Written instruction 1: Can you reproduce the Cégep Garneau article word for word, from "The Cégep Garneau" up to and including "pre-university and technical."?
Written instruction 2: Would you pick up the Cégep Garneau article where it stops and keep writing it?

The Cégep Garneau is a public French-language college in Quebec City, Quebec, Canada.

History
The college traces its origins to the merger of several institutions which became public ones in 1967, when the Quebec system of public colleges was created. It was established in 1969 by the merger of the Collège des Jésuites (Jesuit College) and  École normale Laval (Laval Normal school) and was until 2012 known as Collège François-Xavier-Garneau.

The college was named for François-Xavier Garneau, a nineteenth-century French Canadian notary, poet and historian.

Programs

The college offers two types of programs: pre-university and technical.

The pre-university programs, which take two years to complete, cover the subject matters which roughly correspond to the additional year of high school given elsewhere in Canada in preparation for a chosen field in university.

Data shown:
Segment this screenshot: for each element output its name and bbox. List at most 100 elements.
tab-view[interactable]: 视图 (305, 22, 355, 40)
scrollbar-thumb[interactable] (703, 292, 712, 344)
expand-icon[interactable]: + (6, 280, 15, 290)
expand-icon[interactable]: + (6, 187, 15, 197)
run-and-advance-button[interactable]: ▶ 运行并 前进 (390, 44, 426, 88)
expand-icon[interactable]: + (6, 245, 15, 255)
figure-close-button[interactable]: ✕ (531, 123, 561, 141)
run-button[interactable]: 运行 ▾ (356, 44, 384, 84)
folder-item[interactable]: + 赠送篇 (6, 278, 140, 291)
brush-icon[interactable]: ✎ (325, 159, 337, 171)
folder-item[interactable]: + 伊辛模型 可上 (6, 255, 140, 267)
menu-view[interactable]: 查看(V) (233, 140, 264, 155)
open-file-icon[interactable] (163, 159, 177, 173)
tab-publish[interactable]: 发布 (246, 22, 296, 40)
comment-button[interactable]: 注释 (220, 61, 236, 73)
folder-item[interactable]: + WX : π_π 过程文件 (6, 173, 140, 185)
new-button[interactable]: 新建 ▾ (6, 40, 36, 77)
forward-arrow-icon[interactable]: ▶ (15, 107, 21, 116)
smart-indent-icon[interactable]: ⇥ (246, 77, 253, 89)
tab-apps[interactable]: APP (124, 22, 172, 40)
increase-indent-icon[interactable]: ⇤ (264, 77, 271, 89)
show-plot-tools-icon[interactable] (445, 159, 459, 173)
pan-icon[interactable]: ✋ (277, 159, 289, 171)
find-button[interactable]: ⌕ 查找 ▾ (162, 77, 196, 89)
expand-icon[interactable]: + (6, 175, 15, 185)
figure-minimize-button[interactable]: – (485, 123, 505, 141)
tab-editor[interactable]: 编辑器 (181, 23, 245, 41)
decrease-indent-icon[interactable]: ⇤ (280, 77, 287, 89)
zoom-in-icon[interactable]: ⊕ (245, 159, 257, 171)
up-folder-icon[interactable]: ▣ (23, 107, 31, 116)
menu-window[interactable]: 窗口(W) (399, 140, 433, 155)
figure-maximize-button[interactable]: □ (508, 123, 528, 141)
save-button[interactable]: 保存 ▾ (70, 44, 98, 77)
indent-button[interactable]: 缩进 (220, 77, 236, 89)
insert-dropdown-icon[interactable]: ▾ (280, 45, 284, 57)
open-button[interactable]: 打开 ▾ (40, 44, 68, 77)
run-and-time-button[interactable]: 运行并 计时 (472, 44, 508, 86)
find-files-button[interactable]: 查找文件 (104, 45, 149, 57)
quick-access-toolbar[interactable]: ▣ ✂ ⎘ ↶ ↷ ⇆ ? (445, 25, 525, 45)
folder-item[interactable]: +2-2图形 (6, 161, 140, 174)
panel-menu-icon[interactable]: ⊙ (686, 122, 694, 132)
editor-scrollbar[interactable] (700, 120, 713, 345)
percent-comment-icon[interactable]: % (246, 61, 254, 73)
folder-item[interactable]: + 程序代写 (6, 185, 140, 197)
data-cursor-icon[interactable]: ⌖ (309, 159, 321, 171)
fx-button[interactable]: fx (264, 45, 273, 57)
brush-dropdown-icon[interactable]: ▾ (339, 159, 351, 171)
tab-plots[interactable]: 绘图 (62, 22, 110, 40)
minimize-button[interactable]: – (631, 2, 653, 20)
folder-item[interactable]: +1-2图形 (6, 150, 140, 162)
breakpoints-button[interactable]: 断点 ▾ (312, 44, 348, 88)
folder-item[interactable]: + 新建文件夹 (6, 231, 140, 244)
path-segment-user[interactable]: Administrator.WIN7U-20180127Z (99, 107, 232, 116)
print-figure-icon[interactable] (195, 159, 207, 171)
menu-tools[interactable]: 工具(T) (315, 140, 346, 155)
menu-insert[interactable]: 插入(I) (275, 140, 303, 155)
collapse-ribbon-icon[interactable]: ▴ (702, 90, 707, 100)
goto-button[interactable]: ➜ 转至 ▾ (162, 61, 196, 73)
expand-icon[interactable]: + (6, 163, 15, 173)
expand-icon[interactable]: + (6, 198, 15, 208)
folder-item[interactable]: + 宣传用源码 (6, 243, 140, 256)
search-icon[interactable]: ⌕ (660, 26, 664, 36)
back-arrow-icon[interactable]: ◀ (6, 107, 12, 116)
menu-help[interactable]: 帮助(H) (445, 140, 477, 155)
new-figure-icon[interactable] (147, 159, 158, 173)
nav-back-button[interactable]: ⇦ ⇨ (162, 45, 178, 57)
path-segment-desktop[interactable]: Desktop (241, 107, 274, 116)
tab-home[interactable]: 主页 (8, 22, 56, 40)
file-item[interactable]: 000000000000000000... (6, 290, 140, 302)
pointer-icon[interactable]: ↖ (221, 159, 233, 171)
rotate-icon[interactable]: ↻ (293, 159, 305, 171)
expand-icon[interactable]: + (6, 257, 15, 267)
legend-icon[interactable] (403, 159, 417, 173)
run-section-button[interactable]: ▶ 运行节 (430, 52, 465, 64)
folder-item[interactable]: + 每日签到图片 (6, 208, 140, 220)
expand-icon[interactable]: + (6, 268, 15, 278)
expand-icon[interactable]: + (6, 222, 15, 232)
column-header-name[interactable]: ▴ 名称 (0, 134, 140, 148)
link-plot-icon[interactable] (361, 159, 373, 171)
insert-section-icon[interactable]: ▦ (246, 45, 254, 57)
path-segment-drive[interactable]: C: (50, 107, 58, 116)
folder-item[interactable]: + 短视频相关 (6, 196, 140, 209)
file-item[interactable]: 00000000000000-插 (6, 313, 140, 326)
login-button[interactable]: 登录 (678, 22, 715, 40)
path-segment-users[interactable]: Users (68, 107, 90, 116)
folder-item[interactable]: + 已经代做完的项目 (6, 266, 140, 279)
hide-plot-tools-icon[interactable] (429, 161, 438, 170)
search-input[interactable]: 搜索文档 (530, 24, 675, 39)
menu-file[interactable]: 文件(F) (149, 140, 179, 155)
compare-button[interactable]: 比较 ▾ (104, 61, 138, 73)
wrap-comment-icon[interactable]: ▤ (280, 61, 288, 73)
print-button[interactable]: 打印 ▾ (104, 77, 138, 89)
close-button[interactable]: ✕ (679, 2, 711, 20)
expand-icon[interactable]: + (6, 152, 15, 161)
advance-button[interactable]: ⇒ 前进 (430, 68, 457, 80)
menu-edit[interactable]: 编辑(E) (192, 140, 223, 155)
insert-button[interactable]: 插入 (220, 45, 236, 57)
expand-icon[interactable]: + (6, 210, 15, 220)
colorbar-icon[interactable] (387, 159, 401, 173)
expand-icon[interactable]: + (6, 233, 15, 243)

Exercise response 1:
The Cégep Garneau is a public French-language college in Quebec City, Quebec, Canada.

History
The college traces its origins to the merger of several institutions which became public ones in 1967, when the Quebec system of public colleges was created. It was established in 1969 by the merger of the Collège des Jésuites (Jesuit College) and  École normale Laval (Laval Normal school) and was until 2012 known as Collège François-Xavier-Garneau.

The college was named for François-Xavier Garneau, a nineteenth-century French Canadian notary, poet and historian.

Programs

The college offers two types of programs: pre-university and technical.

Exercise response 2:
The technical programs, which take three years to complete, apply to students who wish to be career-ready. However, many students choose to pursue a university degree. In addition, the Continuing Education Centre offers a wide variety of credit courses and programs with flexible scheduling.

Partnerships
The College of General and Vocational Education is affiliated with the Association of Canadian Community Colleges (ACCC) and the Canadian Colleges Athletic Association (CCAA).

Notable alumni
 Stéphane Dion 
 Joseph Facal

Athletics
The François-Xavier-Garneau Élans are the athletic teams that represent Collège François-Xavier-Garneau in Quebec City, Quebec, Canada. They compete with other schools in Réseau du sport étudiant du Québec (RSEQ).

The college also participates in the Canadian Colleges Athletic Association.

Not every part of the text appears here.